## [Provided records]
-=-=-

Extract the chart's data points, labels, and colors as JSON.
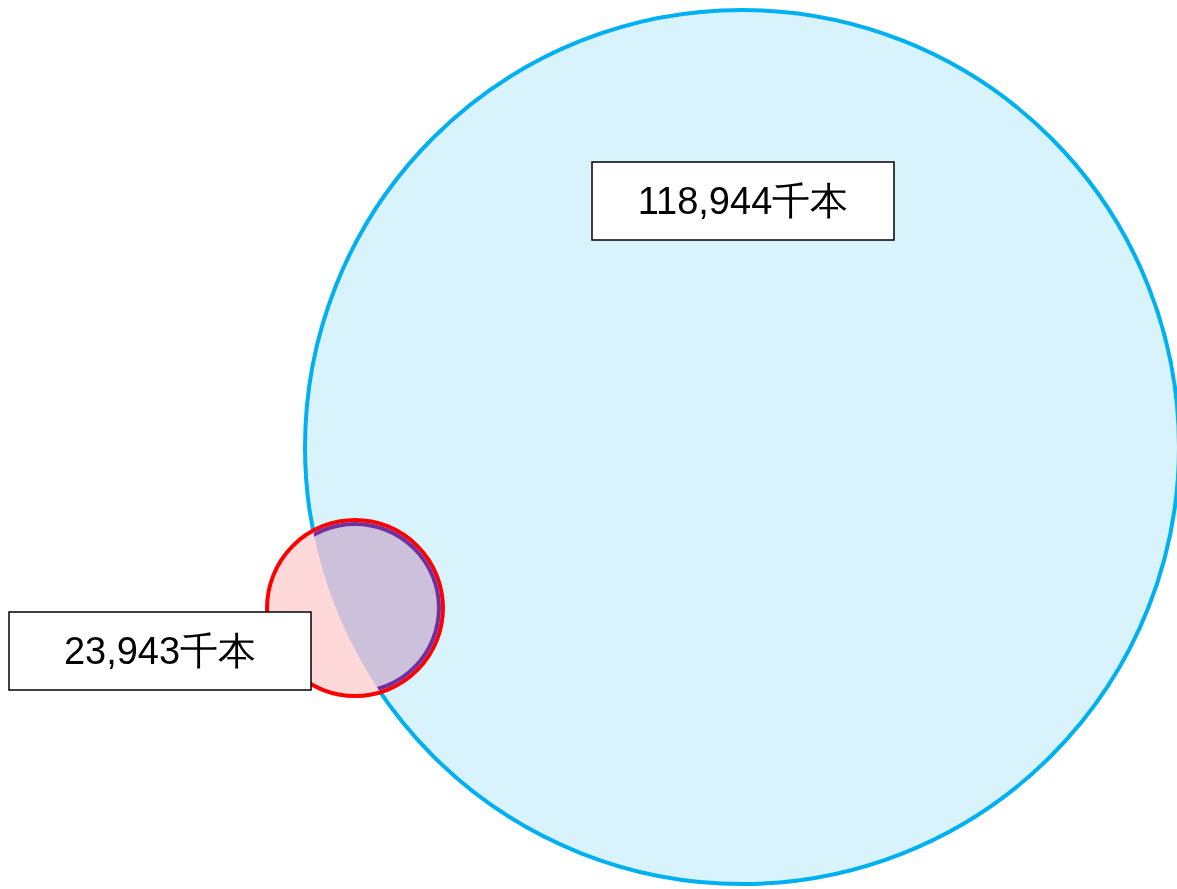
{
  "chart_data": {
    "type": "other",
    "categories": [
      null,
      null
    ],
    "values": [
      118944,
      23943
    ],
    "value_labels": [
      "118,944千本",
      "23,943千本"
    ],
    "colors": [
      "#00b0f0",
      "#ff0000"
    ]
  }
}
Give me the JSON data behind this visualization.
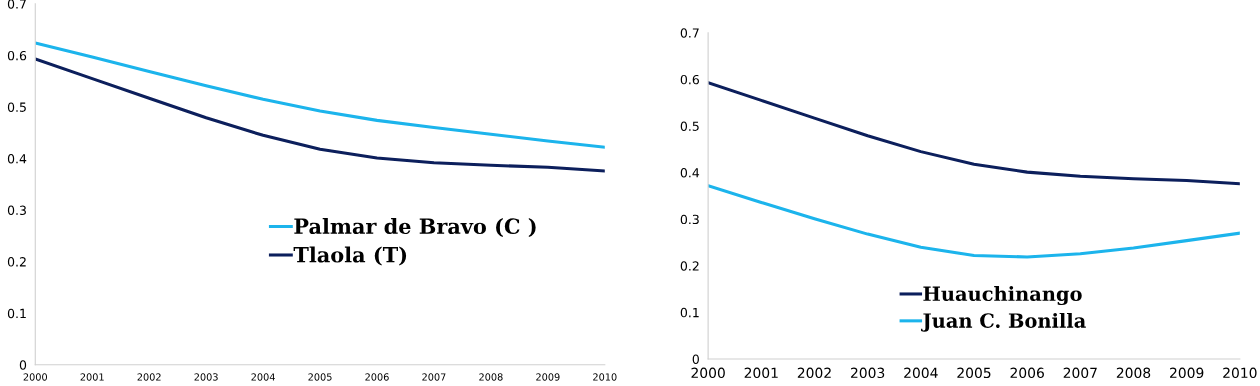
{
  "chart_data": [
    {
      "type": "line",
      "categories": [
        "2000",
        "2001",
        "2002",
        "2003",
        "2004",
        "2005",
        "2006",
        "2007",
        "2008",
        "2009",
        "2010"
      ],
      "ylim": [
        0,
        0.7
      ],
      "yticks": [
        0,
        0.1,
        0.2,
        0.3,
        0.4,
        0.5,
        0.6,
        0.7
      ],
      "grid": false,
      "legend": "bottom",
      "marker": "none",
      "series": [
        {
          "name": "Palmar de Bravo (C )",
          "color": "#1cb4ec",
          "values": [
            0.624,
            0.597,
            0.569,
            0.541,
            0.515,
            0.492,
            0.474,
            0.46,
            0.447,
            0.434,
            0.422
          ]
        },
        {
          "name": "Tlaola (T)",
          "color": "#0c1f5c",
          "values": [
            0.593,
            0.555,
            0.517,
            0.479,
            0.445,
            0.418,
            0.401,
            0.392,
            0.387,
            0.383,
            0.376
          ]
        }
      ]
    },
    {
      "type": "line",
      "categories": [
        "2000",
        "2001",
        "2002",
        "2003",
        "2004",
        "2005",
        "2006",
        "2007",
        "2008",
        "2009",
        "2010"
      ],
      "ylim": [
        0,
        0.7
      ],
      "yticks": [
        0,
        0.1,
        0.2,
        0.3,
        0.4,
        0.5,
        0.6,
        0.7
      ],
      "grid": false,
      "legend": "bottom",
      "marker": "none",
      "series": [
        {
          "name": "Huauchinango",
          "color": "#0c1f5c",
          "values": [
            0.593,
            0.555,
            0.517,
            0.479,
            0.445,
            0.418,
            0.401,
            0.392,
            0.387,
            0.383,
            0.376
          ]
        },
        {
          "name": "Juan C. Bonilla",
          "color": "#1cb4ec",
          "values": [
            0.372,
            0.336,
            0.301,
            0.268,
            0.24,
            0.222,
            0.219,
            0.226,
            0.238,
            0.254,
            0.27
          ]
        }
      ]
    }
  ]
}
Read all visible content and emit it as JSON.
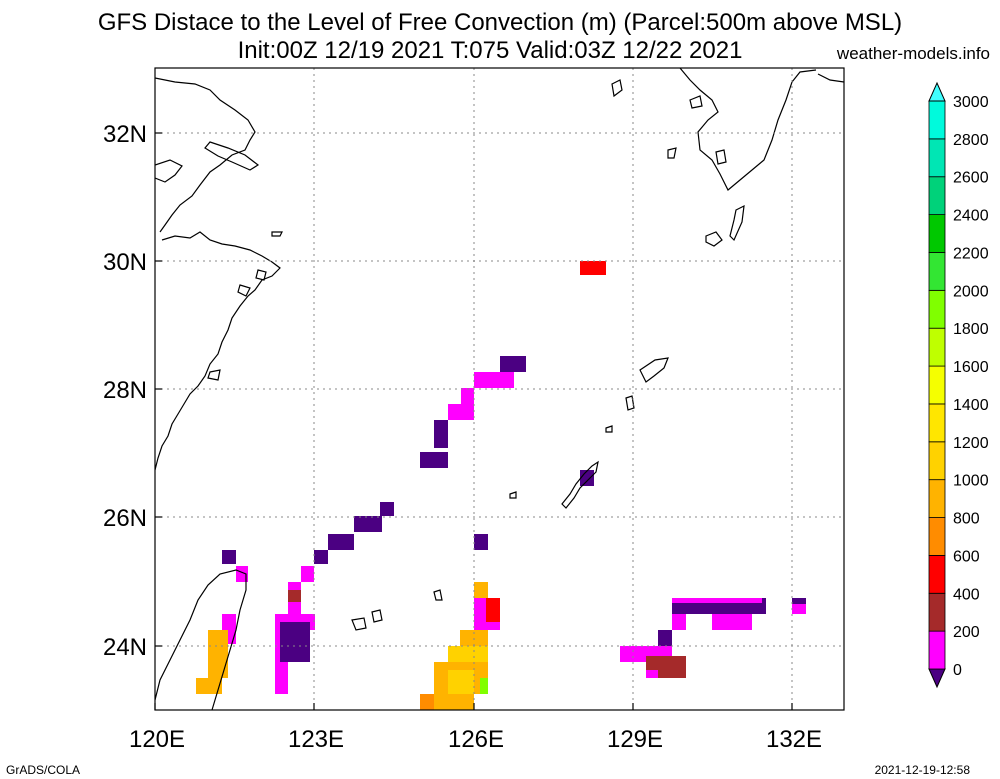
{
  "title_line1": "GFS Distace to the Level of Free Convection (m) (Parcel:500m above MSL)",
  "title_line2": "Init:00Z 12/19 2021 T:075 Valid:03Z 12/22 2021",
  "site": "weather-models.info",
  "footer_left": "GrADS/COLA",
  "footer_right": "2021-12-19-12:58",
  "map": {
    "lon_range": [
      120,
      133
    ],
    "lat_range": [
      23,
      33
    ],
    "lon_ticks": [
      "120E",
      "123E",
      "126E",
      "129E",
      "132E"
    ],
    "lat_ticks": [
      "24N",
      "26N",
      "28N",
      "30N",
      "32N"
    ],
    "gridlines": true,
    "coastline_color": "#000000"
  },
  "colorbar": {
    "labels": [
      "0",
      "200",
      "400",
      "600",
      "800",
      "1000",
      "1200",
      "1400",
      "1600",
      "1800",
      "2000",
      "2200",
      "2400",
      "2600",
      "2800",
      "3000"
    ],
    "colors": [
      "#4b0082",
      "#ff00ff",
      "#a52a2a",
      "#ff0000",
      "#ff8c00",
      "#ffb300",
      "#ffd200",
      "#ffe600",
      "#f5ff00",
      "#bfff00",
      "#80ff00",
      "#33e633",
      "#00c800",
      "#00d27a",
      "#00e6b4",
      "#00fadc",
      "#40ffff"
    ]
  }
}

-=-=-

## [Problem]
Write out each entry exactly as given, but skip the pictures.

## [Result]
Extract the chart's data points, labels, and colors as JSON.
{
  "chart_data": {
    "type": "other",
    "categories": [
      null,
      null
    ],
    "values": [
      118944,
      23943
    ],
    "value_labels": [
      "118,944千本",
      "23,943千本"
    ],
    "colors": [
      "#00b0f0",
      "#ff0000"
    ]
  }
}
Give me the JSON data behind this visualization.
{
  "chart_data": [
    {
      "type": "line",
      "categories": [
        "2000",
        "2001",
        "2002",
        "2003",
        "2004",
        "2005",
        "2006",
        "2007",
        "2008",
        "2009",
        "2010"
      ],
      "ylim": [
        0,
        0.7
      ],
      "yticks": [
        0,
        0.1,
        0.2,
        0.3,
        0.4,
        0.5,
        0.6,
        0.7
      ],
      "grid": false,
      "legend": "bottom",
      "marker": "none",
      "series": [
        {
          "name": "Palmar de Bravo (C )",
          "color": "#1cb4ec",
          "values": [
            0.624,
            0.597,
            0.569,
            0.541,
            0.515,
            0.492,
            0.474,
            0.46,
            0.447,
            0.434,
            0.422
          ]
        },
        {
          "name": "Tlaola (T)",
          "color": "#0c1f5c",
          "values": [
            0.593,
            0.555,
            0.517,
            0.479,
            0.445,
            0.418,
            0.401,
            0.392,
            0.387,
            0.383,
            0.376
          ]
        }
      ]
    },
    {
      "type": "line",
      "categories": [
        "2000",
        "2001",
        "2002",
        "2003",
        "2004",
        "2005",
        "2006",
        "2007",
        "2008",
        "2009",
        "2010"
      ],
      "ylim": [
        0,
        0.7
      ],
      "yticks": [
        0,
        0.1,
        0.2,
        0.3,
        0.4,
        0.5,
        0.6,
        0.7
      ],
      "grid": false,
      "legend": "bottom",
      "marker": "none",
      "series": [
        {
          "name": "Huauchinango",
          "color": "#0c1f5c",
          "values": [
            0.593,
            0.555,
            0.517,
            0.479,
            0.445,
            0.418,
            0.401,
            0.392,
            0.387,
            0.383,
            0.376
          ]
        },
        {
          "name": "Juan C. Bonilla",
          "color": "#1cb4ec",
          "values": [
            0.372,
            0.336,
            0.301,
            0.268,
            0.24,
            0.222,
            0.219,
            0.226,
            0.238,
            0.254,
            0.27
          ]
        }
      ]
    }
  ]
}
Read all visible content and emit it as JSON.
{
  "title_line1": "GFS Distace to the Level of Free Convection (m) (Parcel:500m above MSL)",
  "title_line2": "Init:00Z 12/19 2021 T:075 Valid:03Z 12/22 2021",
  "site": "weather-models.info",
  "footer_left": "GrADS/COLA",
  "footer_right": "2021-12-19-12:58",
  "map": {
    "lon_range": [
      120,
      133
    ],
    "lat_range": [
      23,
      33
    ],
    "lon_ticks": [
      "120E",
      "123E",
      "126E",
      "129E",
      "132E"
    ],
    "lat_ticks": [
      "24N",
      "26N",
      "28N",
      "30N",
      "32N"
    ],
    "gridlines": true,
    "coastline_color": "#000000"
  },
  "colorbar": {
    "labels": [
      "0",
      "200",
      "400",
      "600",
      "800",
      "1000",
      "1200",
      "1400",
      "1600",
      "1800",
      "2000",
      "2200",
      "2400",
      "2600",
      "2800",
      "3000"
    ],
    "colors": [
      "#4b0082",
      "#ff00ff",
      "#a52a2a",
      "#ff0000",
      "#ff8c00",
      "#ffb300",
      "#ffd200",
      "#ffe600",
      "#f5ff00",
      "#bfff00",
      "#80ff00",
      "#33e633",
      "#00c800",
      "#00d27a",
      "#00e6b4",
      "#00fadc",
      "#40ffff"
    ]
  }
}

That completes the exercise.